GIVEN INFORMATION:
============

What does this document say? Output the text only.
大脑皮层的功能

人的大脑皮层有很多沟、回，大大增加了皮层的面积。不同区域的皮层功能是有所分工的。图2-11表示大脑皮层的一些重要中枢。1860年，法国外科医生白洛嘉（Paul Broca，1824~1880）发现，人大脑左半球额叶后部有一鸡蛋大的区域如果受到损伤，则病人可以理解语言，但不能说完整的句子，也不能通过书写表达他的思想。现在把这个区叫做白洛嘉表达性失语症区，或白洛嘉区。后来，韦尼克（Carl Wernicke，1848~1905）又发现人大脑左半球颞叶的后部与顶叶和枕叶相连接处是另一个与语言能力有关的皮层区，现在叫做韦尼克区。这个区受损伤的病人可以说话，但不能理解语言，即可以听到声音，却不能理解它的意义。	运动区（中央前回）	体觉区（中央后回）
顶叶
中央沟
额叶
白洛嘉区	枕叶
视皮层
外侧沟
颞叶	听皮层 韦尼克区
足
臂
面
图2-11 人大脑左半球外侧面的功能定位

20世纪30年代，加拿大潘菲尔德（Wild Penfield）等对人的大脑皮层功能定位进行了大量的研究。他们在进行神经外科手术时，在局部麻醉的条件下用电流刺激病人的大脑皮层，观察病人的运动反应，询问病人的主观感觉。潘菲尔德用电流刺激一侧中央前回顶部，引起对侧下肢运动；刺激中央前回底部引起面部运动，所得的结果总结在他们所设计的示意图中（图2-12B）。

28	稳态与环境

============

OBJECTIVE: Recite the full listing above exactly.

CORRECT RESPONSE:
What does this document say? Output the text only.
大脑皮层的功能

人的大脑皮层有很多沟、回，大大增加了皮层的面积。不同区域的皮层功能是有所分工的。图2-11表示大脑皮层的一些重要中枢。1860年，法国外科医生白洛嘉（Paul Broca，1824~1880）发现，人大脑左半球额叶后部有一鸡蛋大的区域如果受到损伤，则病人可以理解语言，但不能说完整的句子，也不能通过书写表达他的思想。现在把这个区叫做白洛嘉表达性失语症区，或白洛嘉区。后来，韦尼克（Carl Wernicke，1848~1905）又发现人大脑左半球颞叶的后部与顶叶和枕叶相连接处是另一个与语言能力有关的皮层区，现在叫做韦尼克区。这个区受损伤的病人可以说话，但不能理解语言，即可以听到声音，却不能理解它的意义。	运动区（中央前回）	体觉区（中央后回）
顶叶
中央沟
额叶
白洛嘉区	枕叶
视皮层
外侧沟
颞叶	听皮层 韦尼克区
足
臂
面
图2-11 人大脑左半球外侧面的功能定位

20世纪30年代，加拿大潘菲尔德（Wild Penfield）等对人的大脑皮层功能定位进行了大量的研究。他们在进行神经外科手术时，在局部麻醉的条件下用电流刺激病人的大脑皮层，观察病人的运动反应，询问病人的主观感觉。潘菲尔德用电流刺激一侧中央前回顶部，引起对侧下肢运动；刺激中央前回底部引起面部运动，所得的结果总结在他们所设计的示意图中（图2-12B）。

28	稳态与环境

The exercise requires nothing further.